— Texto apresentado —
Isso porque não conseguíamos ver, em nossa ingenuidade pueril e um tanto xenófoba, nada mais incompatível, seja no aspecto físico ou no cultural, que um português e um indiano.

Havia, entretanto, outra razão pela qual não conseguíamos aprofundar essa questão: a ausência de fontes.

Eu morei numa capital de estado, porto com razoável importância, com uma população já expressiva – embora só mais tarde ficasse claro que boa parte dessa população (vista por nós como um indicativo de prosperidade) era fruto do inchamento artificial.

Esse “inchamento” era provocado pela seca e pela falta do que fazer nas noites de miséria, a qual era inchada pela indiferença pública e privada (mais a primeira do que a segunda) que tornava a barriga inchada das crianças, infestadas de verminose.

Era um retrato fiel de nossa demografia urbana e de nossos costumes políticos, igualmente infestados: a falta de bibliotecas e livrarias minimamente respeitáveis era muito desestimulante, sem falar no alto custo e no nível precário da informação escrita em livros e jornais ou propagada pela rádio e depois pela televisão.

Dá para sentir, pois, a alegria que experimenta uma pessoa de minha geração que, de repente, mergulha nesse oceano de informações em que se tornou a Internet, e como folga por célebre tentar suprir as lacunas informativas de sua educação.

Assim é que me interessou, sobremaneira, explorar um dos conteúdos mais escassos de nossa formação, até os dias de hoje, que são os acontecimentos históricos e as características evolutivas da sociedade portuguesa.

Esta parece que não tem nada a ver com a nossa ou, simplesmente, "saiu de moda" após o Sete de Setembro...

Será que um secreto sentimento de inferioridade nos impele a esconder nossa origem europeia aparentemente tão humilde?

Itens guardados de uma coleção
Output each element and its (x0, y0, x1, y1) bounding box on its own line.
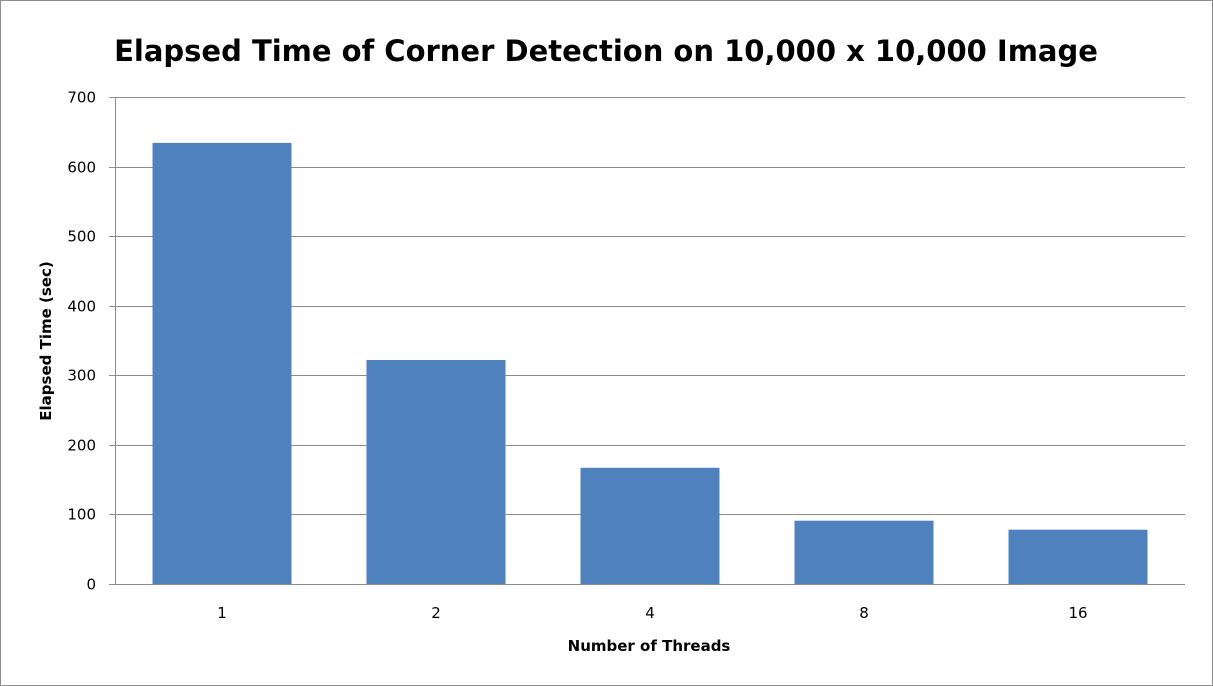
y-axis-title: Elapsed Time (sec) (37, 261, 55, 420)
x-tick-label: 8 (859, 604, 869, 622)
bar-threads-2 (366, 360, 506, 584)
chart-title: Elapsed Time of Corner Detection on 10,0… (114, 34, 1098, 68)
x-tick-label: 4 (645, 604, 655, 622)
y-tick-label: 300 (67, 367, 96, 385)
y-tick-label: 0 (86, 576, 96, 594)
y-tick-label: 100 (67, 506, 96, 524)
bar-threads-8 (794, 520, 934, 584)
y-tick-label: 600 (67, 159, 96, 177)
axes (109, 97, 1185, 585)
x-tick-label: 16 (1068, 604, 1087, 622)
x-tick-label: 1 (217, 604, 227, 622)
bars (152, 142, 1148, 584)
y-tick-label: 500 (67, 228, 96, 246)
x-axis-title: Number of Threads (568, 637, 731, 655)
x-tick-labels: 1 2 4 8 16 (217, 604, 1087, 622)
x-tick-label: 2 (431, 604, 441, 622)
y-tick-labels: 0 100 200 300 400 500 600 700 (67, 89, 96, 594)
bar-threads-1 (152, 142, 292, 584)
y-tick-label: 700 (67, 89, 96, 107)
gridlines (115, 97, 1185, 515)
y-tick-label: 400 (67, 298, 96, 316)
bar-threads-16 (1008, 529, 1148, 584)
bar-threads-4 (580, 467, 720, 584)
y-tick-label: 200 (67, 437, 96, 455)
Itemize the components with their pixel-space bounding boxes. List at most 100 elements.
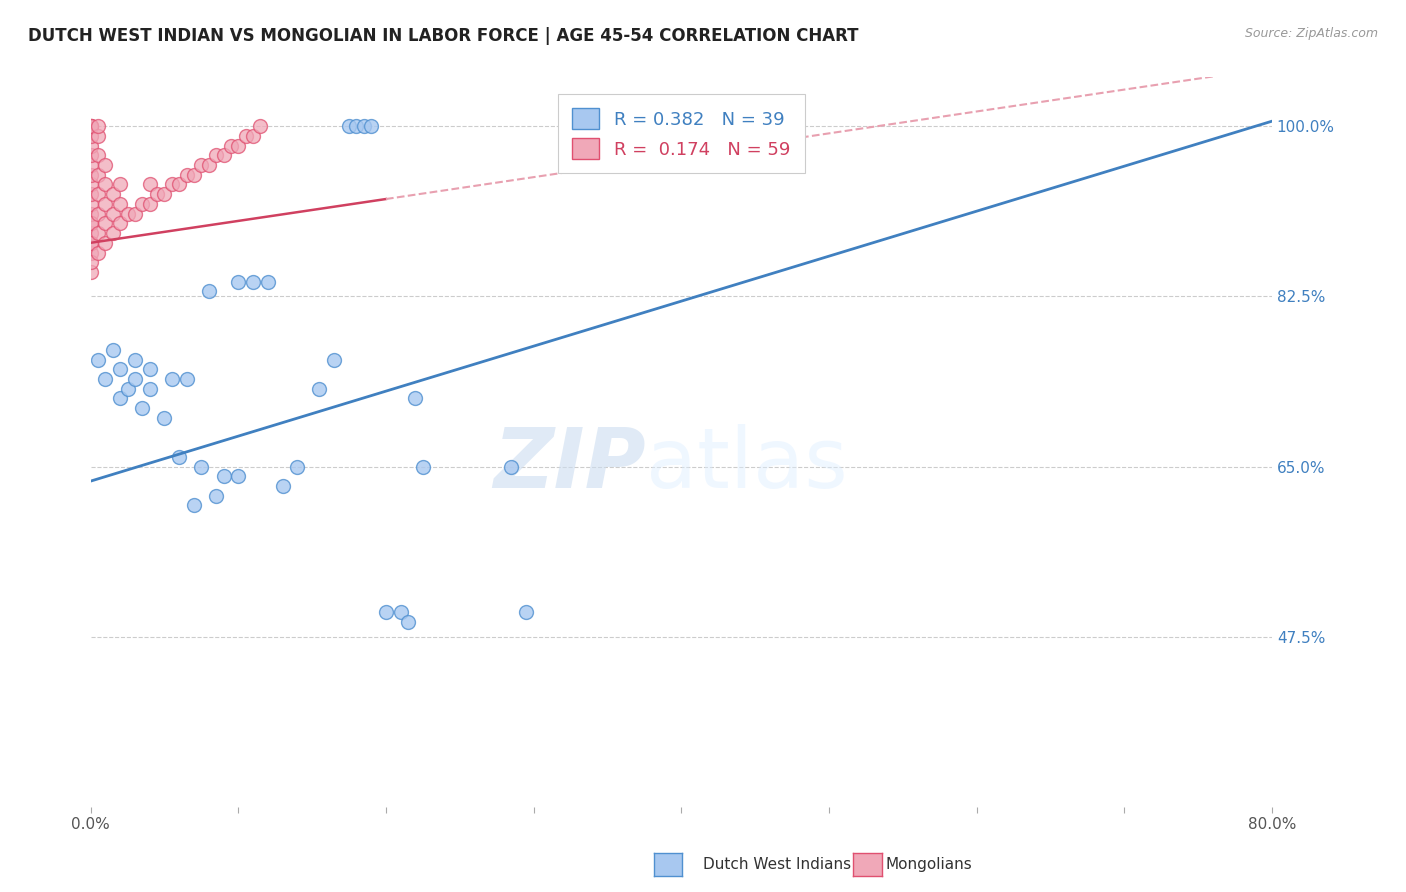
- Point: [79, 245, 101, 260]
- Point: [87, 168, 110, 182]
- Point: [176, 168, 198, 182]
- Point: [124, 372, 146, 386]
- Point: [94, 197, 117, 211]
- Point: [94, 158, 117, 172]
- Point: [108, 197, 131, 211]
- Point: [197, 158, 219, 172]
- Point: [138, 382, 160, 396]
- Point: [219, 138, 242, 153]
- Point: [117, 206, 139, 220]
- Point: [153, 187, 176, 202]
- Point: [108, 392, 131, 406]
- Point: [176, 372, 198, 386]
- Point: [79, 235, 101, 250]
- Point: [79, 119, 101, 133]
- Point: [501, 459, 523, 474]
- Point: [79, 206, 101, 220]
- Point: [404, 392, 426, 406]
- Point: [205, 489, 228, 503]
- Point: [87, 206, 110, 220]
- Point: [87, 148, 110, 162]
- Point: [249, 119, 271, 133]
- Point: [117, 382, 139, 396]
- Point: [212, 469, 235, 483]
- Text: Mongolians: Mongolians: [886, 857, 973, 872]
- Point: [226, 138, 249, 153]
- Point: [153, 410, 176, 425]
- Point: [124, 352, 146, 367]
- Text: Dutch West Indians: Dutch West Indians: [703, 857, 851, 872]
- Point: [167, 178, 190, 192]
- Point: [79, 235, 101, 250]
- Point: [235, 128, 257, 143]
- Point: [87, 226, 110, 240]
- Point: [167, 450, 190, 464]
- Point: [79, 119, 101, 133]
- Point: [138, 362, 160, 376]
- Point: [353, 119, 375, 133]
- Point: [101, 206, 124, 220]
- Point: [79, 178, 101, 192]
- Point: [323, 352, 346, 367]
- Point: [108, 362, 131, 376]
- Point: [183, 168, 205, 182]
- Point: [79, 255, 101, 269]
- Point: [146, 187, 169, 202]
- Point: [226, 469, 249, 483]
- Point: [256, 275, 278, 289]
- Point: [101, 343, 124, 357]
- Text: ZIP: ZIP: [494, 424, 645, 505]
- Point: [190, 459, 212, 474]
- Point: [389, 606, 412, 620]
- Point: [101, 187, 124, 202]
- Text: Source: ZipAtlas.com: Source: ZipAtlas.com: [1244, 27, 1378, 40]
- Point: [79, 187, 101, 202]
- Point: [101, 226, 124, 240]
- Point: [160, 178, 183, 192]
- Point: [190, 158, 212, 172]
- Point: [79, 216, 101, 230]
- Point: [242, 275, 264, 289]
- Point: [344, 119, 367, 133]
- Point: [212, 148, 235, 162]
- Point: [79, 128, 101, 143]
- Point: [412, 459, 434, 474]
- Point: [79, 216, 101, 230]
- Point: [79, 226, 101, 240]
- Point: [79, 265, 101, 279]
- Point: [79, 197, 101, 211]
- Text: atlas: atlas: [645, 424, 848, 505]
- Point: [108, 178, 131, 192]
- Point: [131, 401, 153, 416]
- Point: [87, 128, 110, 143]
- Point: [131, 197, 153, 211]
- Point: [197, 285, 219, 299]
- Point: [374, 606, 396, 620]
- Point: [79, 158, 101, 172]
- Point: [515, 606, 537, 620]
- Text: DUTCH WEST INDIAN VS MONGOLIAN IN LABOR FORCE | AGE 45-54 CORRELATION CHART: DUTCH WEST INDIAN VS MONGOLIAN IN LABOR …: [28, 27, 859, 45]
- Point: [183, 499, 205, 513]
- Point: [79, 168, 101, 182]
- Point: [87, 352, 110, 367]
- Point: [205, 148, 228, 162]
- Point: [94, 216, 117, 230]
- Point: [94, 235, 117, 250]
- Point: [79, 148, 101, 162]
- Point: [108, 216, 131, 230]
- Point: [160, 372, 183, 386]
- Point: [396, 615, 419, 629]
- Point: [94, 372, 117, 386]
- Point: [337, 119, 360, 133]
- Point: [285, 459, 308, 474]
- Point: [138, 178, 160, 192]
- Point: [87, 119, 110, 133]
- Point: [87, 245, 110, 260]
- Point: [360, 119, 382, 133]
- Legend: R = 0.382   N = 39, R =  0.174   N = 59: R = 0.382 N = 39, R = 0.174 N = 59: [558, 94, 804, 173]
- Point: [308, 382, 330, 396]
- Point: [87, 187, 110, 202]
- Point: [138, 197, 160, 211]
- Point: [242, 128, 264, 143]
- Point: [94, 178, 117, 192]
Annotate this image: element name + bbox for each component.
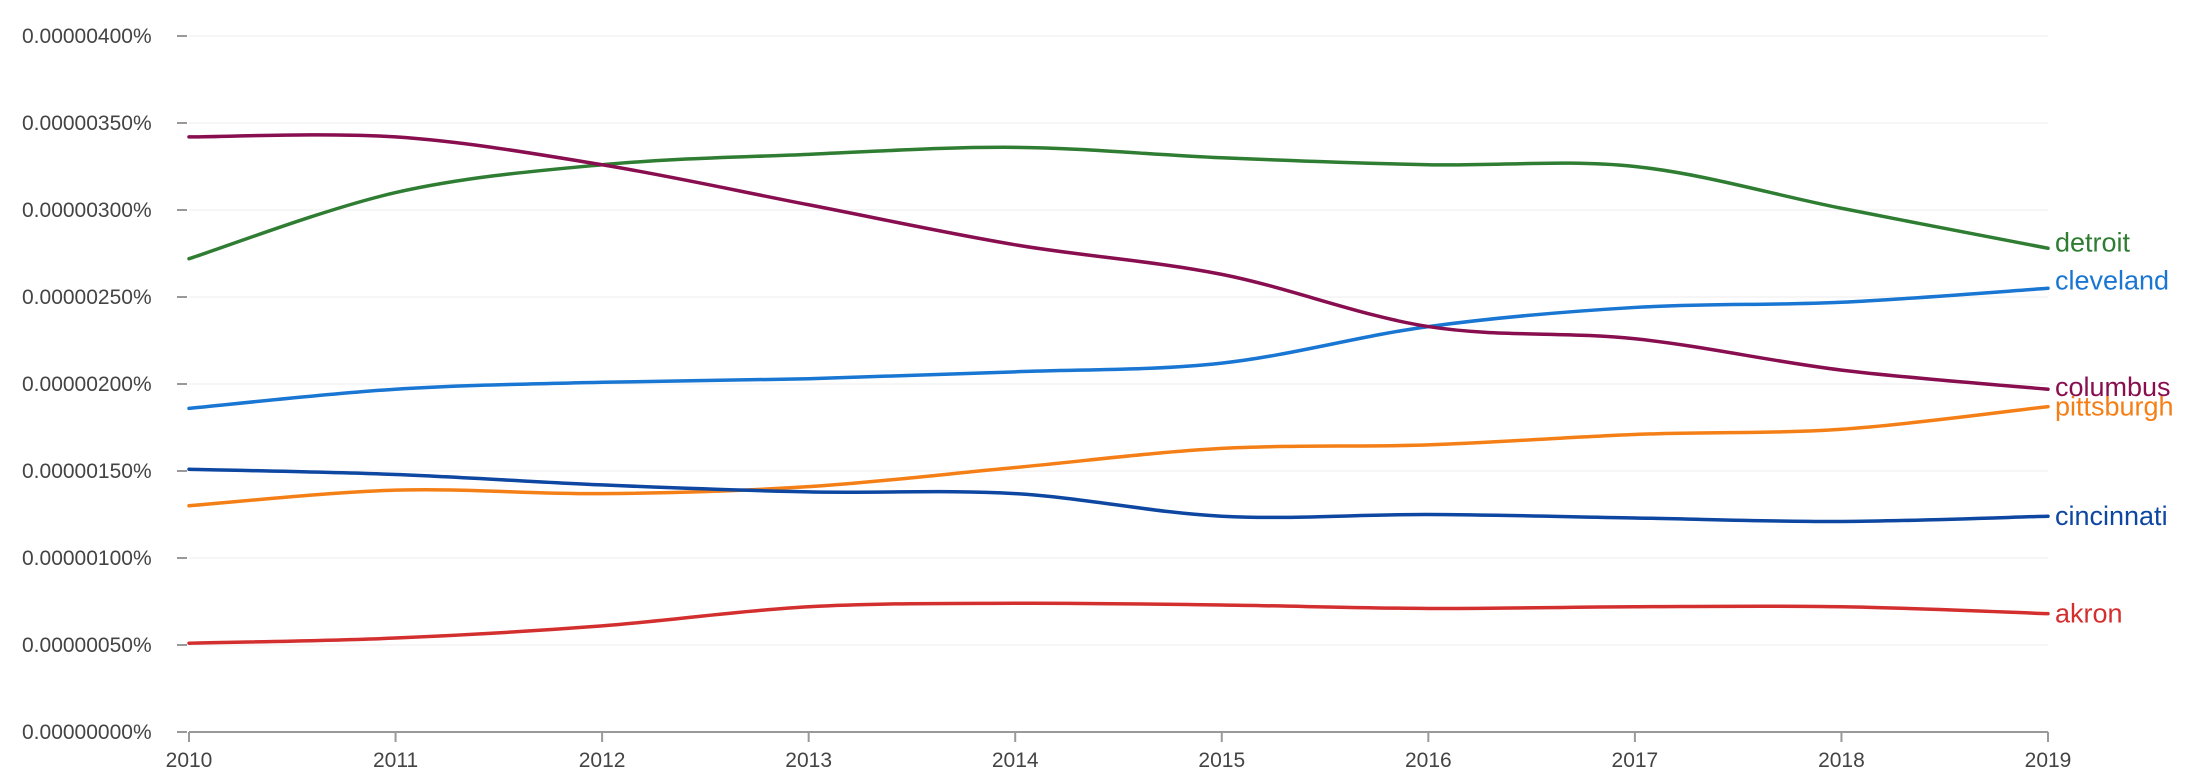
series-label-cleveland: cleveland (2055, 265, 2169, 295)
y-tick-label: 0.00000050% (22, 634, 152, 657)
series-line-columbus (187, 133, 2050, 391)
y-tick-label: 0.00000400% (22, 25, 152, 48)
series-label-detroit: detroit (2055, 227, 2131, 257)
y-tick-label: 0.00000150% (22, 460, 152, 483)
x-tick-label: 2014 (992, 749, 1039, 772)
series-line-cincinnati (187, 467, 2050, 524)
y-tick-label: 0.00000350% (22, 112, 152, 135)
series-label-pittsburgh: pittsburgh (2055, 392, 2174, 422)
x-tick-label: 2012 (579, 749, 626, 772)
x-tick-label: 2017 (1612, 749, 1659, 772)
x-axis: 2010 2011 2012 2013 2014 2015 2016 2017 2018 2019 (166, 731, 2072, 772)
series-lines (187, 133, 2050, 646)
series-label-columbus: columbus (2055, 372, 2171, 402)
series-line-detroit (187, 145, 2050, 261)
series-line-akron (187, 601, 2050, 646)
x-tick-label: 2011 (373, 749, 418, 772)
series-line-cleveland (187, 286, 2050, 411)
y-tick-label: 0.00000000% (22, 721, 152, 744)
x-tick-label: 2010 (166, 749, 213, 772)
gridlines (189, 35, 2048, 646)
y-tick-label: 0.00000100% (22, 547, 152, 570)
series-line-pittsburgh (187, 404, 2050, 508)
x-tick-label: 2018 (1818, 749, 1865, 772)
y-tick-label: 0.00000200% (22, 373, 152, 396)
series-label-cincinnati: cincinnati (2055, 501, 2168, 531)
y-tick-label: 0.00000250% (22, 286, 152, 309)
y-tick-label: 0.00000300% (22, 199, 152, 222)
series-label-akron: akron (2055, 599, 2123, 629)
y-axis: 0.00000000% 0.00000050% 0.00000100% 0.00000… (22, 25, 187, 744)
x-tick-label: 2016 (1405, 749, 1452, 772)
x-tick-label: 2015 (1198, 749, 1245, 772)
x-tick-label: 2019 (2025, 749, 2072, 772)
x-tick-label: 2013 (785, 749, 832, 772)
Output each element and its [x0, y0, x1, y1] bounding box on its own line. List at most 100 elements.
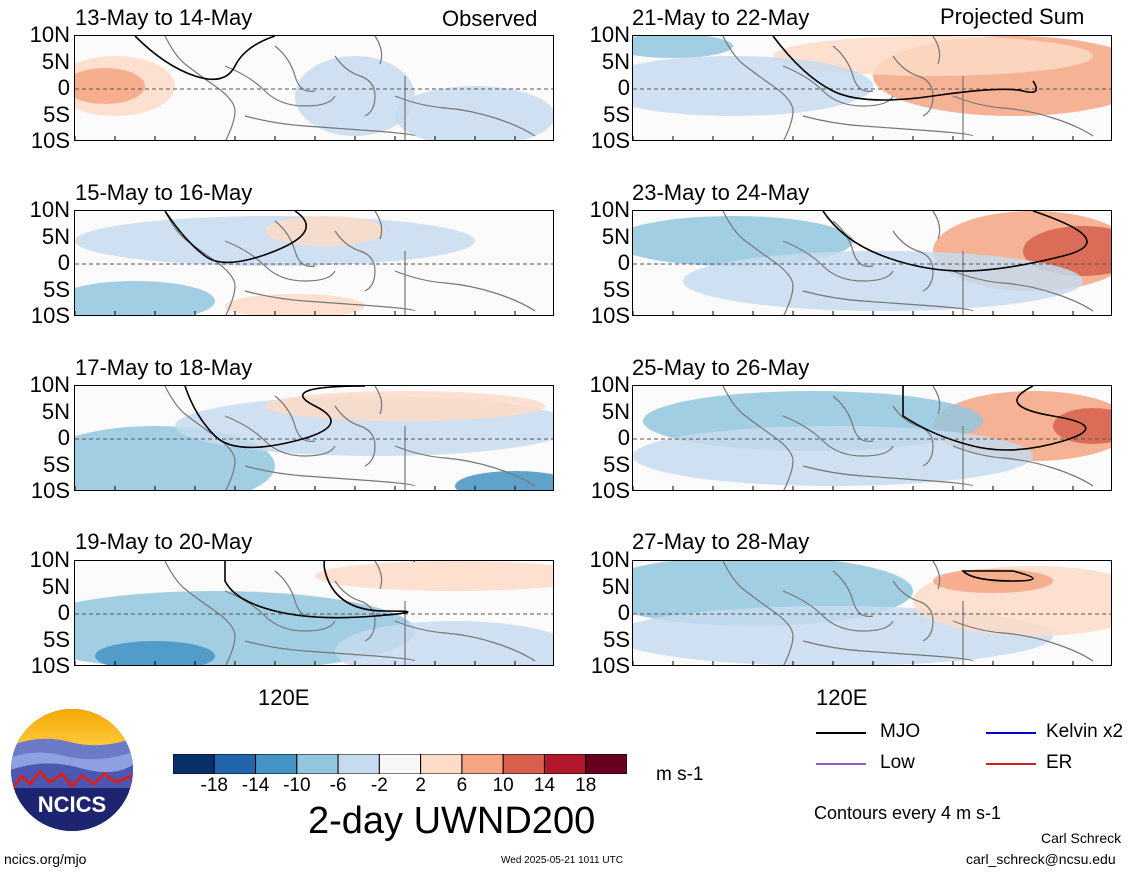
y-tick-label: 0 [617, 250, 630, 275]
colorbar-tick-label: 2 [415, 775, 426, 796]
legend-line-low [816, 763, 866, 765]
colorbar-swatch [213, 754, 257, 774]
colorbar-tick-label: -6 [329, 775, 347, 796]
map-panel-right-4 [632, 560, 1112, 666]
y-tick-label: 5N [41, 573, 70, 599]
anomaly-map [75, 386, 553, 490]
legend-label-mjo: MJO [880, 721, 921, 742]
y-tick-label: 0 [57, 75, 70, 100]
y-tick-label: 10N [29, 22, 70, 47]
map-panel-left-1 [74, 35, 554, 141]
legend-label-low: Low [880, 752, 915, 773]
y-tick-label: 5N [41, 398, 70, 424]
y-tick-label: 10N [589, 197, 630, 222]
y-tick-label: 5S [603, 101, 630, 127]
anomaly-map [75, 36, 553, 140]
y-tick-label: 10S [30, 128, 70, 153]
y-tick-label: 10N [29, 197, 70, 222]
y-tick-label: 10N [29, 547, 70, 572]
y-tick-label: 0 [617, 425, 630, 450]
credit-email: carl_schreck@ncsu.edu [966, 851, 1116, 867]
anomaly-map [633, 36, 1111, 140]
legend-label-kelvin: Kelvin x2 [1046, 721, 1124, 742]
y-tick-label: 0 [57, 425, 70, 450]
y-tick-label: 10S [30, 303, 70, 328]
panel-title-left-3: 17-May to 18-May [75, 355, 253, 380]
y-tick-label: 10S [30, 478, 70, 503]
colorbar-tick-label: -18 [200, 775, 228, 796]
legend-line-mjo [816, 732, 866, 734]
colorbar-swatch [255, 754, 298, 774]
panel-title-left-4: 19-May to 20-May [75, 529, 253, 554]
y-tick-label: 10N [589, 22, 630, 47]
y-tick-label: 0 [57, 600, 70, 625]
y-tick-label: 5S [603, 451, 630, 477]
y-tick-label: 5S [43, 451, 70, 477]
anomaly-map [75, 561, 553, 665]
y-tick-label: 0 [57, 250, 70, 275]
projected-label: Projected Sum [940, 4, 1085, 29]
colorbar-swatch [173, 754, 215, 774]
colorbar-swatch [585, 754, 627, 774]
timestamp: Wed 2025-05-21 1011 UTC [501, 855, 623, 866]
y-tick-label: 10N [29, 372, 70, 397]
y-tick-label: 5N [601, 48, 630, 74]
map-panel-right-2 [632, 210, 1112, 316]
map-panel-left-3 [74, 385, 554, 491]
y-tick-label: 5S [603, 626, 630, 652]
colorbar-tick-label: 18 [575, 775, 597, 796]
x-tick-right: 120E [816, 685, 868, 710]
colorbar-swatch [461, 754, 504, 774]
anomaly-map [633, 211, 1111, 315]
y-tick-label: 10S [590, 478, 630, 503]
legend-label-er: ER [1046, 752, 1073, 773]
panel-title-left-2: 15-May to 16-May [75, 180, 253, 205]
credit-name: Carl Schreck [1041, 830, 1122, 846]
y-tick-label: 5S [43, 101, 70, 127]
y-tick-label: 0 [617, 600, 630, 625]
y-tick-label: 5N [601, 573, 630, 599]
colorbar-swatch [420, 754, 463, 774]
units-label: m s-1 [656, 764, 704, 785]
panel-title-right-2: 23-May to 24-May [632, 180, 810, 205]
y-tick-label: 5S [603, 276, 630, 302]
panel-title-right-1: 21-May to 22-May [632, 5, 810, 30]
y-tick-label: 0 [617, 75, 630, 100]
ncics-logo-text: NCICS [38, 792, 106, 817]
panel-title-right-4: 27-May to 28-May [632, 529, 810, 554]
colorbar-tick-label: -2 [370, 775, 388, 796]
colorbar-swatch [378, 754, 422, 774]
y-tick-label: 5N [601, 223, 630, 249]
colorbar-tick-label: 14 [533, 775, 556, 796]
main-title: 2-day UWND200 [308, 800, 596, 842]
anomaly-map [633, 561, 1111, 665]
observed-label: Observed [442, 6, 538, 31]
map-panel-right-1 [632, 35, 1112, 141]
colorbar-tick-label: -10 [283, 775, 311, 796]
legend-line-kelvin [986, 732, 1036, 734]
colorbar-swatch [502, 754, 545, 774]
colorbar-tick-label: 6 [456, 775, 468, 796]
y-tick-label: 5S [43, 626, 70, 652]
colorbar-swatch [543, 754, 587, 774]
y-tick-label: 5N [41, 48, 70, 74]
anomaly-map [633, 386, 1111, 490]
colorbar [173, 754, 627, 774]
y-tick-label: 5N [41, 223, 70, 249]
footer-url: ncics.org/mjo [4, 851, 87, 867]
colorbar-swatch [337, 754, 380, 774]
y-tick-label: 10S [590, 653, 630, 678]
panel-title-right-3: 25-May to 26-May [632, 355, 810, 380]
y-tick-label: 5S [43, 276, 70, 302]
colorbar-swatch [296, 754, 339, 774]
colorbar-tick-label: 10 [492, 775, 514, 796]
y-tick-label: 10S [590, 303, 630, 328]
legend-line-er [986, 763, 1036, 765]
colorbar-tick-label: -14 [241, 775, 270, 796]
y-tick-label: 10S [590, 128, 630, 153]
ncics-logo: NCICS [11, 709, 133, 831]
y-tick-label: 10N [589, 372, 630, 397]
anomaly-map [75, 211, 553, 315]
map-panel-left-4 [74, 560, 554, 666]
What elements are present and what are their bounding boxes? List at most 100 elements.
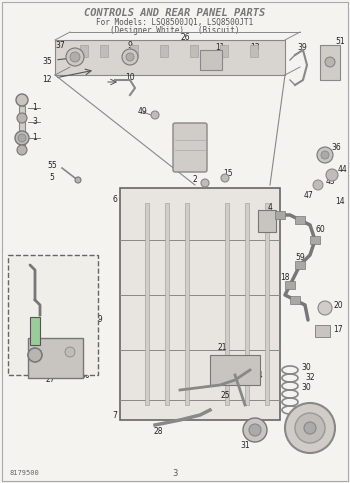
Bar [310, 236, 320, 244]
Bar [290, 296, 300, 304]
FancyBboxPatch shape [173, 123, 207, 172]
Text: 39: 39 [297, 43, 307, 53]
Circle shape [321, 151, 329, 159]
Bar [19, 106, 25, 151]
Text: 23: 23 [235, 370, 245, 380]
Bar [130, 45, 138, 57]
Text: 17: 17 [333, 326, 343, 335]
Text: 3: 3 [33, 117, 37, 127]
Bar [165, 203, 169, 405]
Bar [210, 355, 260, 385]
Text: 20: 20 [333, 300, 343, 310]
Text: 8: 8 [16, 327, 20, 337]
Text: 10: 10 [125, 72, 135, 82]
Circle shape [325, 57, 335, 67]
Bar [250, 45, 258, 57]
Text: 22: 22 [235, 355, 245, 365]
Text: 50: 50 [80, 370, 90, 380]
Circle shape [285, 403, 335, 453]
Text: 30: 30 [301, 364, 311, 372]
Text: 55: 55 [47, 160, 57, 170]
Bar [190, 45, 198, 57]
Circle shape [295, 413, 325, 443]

— Objetivo da tarefa —
Indique se cada afirmação concorda com o texto sobre a sociedade portuguesa, respondendo sim ou não e citando as palavras do texto que decidem: (a) A capital de estado mencionada era um porto. (b) Havia bibliotecas e livrarias respeitáveis em número suficiente. (c) O inchamento da população era provocado, entre outras coisas, pela seca.

— Tarefa concluída —
(a) Sim: "porto com razoável importância".
(b) Não: "a falta de bibliotecas e livrarias minimamente respeitáveis era muito desestimulante".
(c) Sim: "era provocado pela seca e pela falta do que fazer nas noites de miséria".